▸ CONSEGNE:
A: Secondo la recensione sulla Storia della Shoah, quanti tomi prevede l'edizione completa dell'opera?
B: Elenca tutti i curatori dell'opera nominati nella recensione sulla Storia della Shoah.

▸ DOCUMENTO:
+---+
La crisi dell’Europa, lo sterminio degli ebrei e la memoria del XX secolo.
A cura di M. Cattaruzza, M. Flores, S. Levis Sullam, E. Traverso vol. 1 e 2
Casa editrice UTET
In una scena celebre, il protagonista di Se questo è un uomo, tormentato dalla sete, afferra un ghiacciolo che pende da una finestra. Ma subito una guardia glielo strappa brutalmente di mano. “Warum” – Gli ho chiesto nel mio povero tedesco. – Hier ist kein Warum, - (Qui non c’è perché), mi ha risposto”. E così, da questo primo “Perché?”, che risale a sessant’anni fa la riflessione sullo sterminio degli ebrei si muove tra i due estremi del dilemma posto da Primo Levi: la richiesta di una spiegazione invocata dalle vittime e il diniego di una risposta.
La Storia della Shoah, di cui sono usciti presso la Utet i primi due volumi, cerca di fare il punto sullo stato delle conoscenze e del dibattito critico intorno all’Olocausto. Scritto da decine di specialisti di diversi Paesi, questo repertorio multidisciplinare (che, nell’edizione completa, prevede cinque tomi e include anche cd-room con filmati d’epoca), è il risultato di un notevole sforzo editoriale. Anziché, com’è abitudine, riprendere un prodotto pensato per un pubblico di lingua inglese e adattarlo alle esigenze del lettore italiano, i quattro curatori – Marina Cattaruzza, Marcello Flores, Simon Levis Sullam, Enzo Traverso – propongono un laboratorio storiografico originale, in cui la Shoah viene letta secondo tre fondamentali prospettive.
Innanzitutto, il dramma dell’annientamento fisico di milioni di ebrei è interpretato come estremo sussulto di una lunga crisi europea, iniziata già nel XIX secolo. A questo “prima” storico, corrisponde, nel piano dell’opera, il “dopo”, ovvero il lento costruirsi della memoria e della rappresentazione collettiva, a partire dal 1945. Nel mezzo, vi è l’Olocausto come evento fattuale, calendario dettagliato di giorni che precipitarono nell’eccidio.
Lo sforzo quello di sottrarre la Shoah allo svuotamento retorico che la minaccia, soprattutto negli ultimi anni. Proprio perché la bibliografia sul fenomeno è ormai divenuta smisurata, è necessario fare il punto su quello che si sa, sui dati, sulle responsabilità acquisite e sul dibattito delle coscienze. Per sua natura, questa Storia a molte voci non pretende di fornire un quadro univoco dell’olocausto ma propone piuttosto un mosaico di opinioni e processi conoscitivi, talvolta in contraddizione apparente l’uno con l’altro. La mancanza di omogeneità ideologica è per altro una professione di libertà, che coinvolge il lettore in una ricerca di senso non ancora conclusa.
+---+
▸ CONTENUTO DEL DATASET:
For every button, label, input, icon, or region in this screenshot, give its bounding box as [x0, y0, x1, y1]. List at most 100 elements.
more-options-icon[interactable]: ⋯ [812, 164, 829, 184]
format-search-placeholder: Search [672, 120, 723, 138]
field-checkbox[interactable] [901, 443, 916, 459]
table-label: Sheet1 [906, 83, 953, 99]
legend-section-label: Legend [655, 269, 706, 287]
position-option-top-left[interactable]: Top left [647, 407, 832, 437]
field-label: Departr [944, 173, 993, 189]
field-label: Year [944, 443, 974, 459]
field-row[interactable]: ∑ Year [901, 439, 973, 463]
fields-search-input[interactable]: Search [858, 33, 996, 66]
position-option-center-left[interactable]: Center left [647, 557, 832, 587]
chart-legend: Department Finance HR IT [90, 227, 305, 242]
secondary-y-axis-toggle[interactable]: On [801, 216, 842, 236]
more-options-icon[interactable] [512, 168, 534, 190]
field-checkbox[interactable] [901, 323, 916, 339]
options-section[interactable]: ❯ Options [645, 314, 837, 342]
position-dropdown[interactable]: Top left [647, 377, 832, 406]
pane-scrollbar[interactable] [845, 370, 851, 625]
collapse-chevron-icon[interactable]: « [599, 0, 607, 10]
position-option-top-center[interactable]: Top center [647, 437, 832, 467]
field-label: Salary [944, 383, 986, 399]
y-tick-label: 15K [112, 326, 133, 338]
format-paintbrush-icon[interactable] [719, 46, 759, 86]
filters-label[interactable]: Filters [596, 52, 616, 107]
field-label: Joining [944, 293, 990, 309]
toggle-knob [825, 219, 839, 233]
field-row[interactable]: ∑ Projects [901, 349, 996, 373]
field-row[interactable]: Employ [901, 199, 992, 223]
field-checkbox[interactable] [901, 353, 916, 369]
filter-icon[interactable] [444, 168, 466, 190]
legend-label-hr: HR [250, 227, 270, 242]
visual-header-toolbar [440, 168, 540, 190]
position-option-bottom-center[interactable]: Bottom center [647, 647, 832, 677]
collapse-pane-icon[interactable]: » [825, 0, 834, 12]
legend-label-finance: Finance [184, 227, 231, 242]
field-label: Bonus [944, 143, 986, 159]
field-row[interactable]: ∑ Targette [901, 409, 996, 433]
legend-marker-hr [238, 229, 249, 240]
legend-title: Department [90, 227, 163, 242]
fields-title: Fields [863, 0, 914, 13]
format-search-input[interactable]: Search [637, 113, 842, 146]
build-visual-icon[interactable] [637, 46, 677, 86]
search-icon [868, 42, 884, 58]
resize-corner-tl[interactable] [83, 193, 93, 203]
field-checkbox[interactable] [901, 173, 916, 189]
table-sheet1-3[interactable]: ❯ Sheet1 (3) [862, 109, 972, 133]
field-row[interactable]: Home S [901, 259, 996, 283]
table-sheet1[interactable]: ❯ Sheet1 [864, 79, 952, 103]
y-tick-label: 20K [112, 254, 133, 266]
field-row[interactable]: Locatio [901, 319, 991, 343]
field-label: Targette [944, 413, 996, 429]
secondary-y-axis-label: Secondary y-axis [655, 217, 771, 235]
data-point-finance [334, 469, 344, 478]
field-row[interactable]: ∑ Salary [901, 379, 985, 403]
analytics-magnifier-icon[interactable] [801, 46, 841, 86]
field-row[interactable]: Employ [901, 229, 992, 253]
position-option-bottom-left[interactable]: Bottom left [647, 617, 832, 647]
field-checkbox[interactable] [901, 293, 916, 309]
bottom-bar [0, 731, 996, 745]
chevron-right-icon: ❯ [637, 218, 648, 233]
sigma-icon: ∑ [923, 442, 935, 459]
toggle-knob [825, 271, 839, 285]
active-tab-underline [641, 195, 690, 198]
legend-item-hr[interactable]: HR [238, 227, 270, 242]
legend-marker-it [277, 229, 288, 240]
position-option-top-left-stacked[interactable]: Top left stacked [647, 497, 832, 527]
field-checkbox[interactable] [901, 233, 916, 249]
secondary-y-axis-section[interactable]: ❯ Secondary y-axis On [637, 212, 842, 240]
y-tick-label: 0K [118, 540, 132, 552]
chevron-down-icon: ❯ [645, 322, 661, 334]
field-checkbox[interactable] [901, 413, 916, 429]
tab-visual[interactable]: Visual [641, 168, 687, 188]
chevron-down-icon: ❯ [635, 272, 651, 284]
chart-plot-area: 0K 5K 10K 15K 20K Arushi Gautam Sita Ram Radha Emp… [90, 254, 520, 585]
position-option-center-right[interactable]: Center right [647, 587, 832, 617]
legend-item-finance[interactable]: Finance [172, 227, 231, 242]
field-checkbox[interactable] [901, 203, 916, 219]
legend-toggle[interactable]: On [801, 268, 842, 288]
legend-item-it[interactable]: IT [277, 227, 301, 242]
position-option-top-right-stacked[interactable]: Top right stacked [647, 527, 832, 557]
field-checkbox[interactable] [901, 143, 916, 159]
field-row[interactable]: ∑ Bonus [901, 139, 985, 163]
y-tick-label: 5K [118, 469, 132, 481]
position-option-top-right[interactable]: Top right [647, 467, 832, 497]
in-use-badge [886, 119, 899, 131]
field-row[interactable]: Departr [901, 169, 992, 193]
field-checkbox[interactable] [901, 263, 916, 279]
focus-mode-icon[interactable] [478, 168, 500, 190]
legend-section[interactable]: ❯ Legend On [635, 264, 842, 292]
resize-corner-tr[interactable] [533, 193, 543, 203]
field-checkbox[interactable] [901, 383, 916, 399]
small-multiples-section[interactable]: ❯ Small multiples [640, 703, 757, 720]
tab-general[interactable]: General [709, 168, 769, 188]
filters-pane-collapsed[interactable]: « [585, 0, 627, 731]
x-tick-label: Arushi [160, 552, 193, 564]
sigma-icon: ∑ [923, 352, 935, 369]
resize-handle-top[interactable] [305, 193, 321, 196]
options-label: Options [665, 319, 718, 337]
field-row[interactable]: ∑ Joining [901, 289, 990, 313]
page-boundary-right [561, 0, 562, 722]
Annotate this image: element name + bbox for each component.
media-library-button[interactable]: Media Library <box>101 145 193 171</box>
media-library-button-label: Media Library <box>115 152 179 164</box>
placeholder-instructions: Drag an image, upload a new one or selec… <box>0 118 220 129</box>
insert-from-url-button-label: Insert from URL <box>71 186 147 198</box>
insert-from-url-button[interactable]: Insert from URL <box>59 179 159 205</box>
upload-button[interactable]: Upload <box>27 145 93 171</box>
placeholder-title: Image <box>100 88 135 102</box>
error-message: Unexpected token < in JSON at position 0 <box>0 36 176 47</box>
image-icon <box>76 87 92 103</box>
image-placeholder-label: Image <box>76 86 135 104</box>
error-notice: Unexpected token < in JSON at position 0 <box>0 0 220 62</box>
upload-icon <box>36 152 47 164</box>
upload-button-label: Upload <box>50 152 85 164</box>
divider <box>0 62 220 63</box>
+---+
▸ RISULTATI:
A: Cinque tomi.

B: Marina Cattaruzza, Marcello Flores, Simon Levis Sullam, Enzo Traverso.